Data records Start Marker
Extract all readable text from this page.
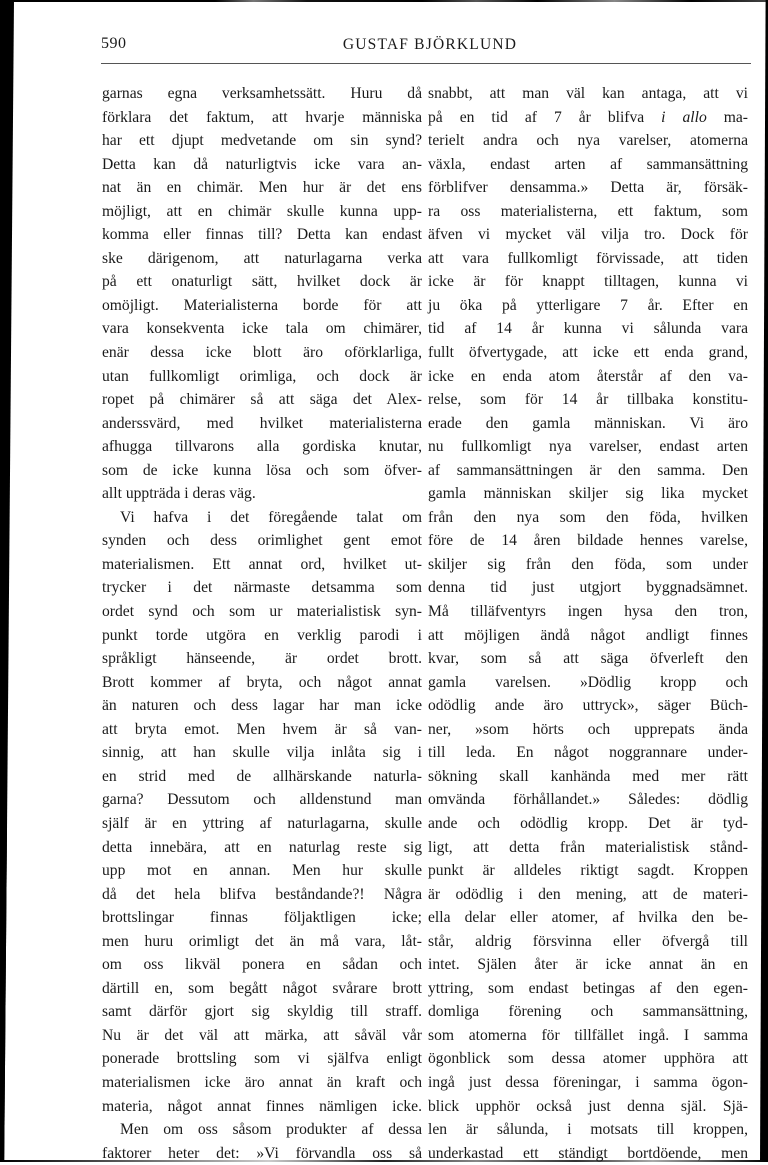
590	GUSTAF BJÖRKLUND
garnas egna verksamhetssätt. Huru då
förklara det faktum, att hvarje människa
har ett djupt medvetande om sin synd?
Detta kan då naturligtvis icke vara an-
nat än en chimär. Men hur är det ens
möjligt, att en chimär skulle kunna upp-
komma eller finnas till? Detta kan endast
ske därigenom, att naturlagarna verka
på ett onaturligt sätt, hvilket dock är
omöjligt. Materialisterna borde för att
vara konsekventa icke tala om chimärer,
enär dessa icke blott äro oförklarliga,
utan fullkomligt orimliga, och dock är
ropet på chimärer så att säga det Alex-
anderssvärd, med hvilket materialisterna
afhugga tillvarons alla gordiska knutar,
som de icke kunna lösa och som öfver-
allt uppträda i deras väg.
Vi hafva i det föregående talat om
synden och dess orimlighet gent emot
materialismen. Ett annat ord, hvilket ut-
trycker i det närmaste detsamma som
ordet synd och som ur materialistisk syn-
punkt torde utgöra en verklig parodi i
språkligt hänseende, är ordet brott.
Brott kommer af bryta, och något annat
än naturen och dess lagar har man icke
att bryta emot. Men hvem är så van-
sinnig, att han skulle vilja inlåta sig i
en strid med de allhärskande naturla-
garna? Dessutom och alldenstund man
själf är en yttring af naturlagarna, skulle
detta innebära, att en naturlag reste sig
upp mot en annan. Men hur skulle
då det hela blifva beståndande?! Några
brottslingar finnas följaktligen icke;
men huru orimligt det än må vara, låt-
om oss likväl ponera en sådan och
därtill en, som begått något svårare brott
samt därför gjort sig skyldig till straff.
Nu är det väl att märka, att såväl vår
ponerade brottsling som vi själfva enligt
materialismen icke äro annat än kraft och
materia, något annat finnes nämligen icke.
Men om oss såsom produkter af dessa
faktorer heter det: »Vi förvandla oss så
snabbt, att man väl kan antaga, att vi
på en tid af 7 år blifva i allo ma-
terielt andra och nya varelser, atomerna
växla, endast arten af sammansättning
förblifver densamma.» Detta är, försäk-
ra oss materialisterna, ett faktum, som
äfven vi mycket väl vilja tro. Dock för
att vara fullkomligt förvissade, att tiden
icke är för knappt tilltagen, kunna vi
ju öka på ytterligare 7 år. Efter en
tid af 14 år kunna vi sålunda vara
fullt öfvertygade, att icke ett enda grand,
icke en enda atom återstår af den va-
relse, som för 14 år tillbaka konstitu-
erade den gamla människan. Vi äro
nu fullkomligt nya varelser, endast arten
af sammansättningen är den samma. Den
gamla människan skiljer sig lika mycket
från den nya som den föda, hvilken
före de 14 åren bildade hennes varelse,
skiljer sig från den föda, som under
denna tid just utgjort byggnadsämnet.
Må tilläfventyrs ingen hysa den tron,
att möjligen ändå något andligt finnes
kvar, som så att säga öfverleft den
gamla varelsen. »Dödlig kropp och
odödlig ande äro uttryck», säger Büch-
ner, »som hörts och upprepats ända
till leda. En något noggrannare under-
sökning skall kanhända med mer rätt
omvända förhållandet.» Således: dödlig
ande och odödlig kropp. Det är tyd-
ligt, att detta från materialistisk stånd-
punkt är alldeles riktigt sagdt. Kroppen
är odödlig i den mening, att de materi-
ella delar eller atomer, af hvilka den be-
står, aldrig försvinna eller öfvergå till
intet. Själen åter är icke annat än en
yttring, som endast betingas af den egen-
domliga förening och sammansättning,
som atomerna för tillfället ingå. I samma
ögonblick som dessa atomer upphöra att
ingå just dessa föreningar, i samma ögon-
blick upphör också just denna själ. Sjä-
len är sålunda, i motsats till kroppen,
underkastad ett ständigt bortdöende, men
Data records End Marker
Output everything in the material exactly. Pictures stay out of it.

Extract all readable text from this page.
590	GUSTAF BJÖRKLUND
garnas egna verksamhetssätt. Huru då
förklara det faktum, att hvarje människa
har ett djupt medvetande om sin synd?
Detta kan då naturligtvis icke vara an-
nat än en chimär. Men hur är det ens
möjligt, att en chimär skulle kunna upp-
komma eller finnas till? Detta kan endast
ske därigenom, att naturlagarna verka
på ett onaturligt sätt, hvilket dock är
omöjligt. Materialisterna borde för att
vara konsekventa icke tala om chimärer,
enär dessa icke blott äro oförklarliga,
utan fullkomligt orimliga, och dock är
ropet på chimärer så att säga det Alex-
anderssvärd, med hvilket materialisterna
afhugga tillvarons alla gordiska knutar,
som de icke kunna lösa och som öfver-
allt uppträda i deras väg.
Vi hafva i det föregående talat om
synden och dess orimlighet gent emot
materialismen. Ett annat ord, hvilket ut-
trycker i det närmaste detsamma som
ordet synd och som ur materialistisk syn-
punkt torde utgöra en verklig parodi i
språkligt hänseende, är ordet brott.
Brott kommer af bryta, och något annat
än naturen och dess lagar har man icke
att bryta emot. Men hvem är så van-
sinnig, att han skulle vilja inlåta sig i
en strid med de allhärskande naturla-
garna? Dessutom och alldenstund man
själf är en yttring af naturlagarna, skulle
detta innebära, att en naturlag reste sig
upp mot en annan. Men hur skulle
då det hela blifva beståndande?! Några
brottslingar finnas följaktligen icke;
men huru orimligt det än må vara, låt-
om oss likväl ponera en sådan och
därtill en, som begått något svårare brott
samt därför gjort sig skyldig till straff.
Nu är det väl att märka, att såväl vår
ponerade brottsling som vi själfva enligt
materialismen icke äro annat än kraft och
materia, något annat finnes nämligen icke.
Men om oss såsom produkter af dessa
faktorer heter det: »Vi förvandla oss så
snabbt, att man väl kan antaga, att vi
på en tid af 7 år blifva i allo ma-
terielt andra och nya varelser, atomerna
växla, endast arten af sammansättning
förblifver densamma.» Detta är, försäk-
ra oss materialisterna, ett faktum, som
äfven vi mycket väl vilja tro. Dock för
att vara fullkomligt förvissade, att tiden
icke är för knappt tilltagen, kunna vi
ju öka på ytterligare 7 år. Efter en
tid af 14 år kunna vi sålunda vara
fullt öfvertygade, att icke ett enda grand,
icke en enda atom återstår af den va-
relse, som för 14 år tillbaka konstitu-
erade den gamla människan. Vi äro
nu fullkomligt nya varelser, endast arten
af sammansättningen är den samma. Den
gamla människan skiljer sig lika mycket
från den nya som den föda, hvilken
före de 14 åren bildade hennes varelse,
skiljer sig från den föda, som under
denna tid just utgjort byggnadsämnet.
Må tilläfventyrs ingen hysa den tron,
att möjligen ändå något andligt finnes
kvar, som så att säga öfverleft den
gamla varelsen. »Dödlig kropp och
odödlig ande äro uttryck», säger Büch-
ner, »som hörts och upprepats ända
till leda. En något noggrannare under-
sökning skall kanhända med mer rätt
omvända förhållandet.» Således: dödlig
ande och odödlig kropp. Det är tyd-
ligt, att detta från materialistisk stånd-
punkt är alldeles riktigt sagdt. Kroppen
är odödlig i den mening, att de materi-
ella delar eller atomer, af hvilka den be-
står, aldrig försvinna eller öfvergå till
intet. Själen åter är icke annat än en
yttring, som endast betingas af den egen-
domliga förening och sammansättning,
som atomerna för tillfället ingå. I samma
ögonblick som dessa atomer upphöra att
ingå just dessa föreningar, i samma ögon-
blick upphör också just denna själ. Sjä-
len är sålunda, i motsats till kroppen,
underkastad ett ständigt bortdöende, men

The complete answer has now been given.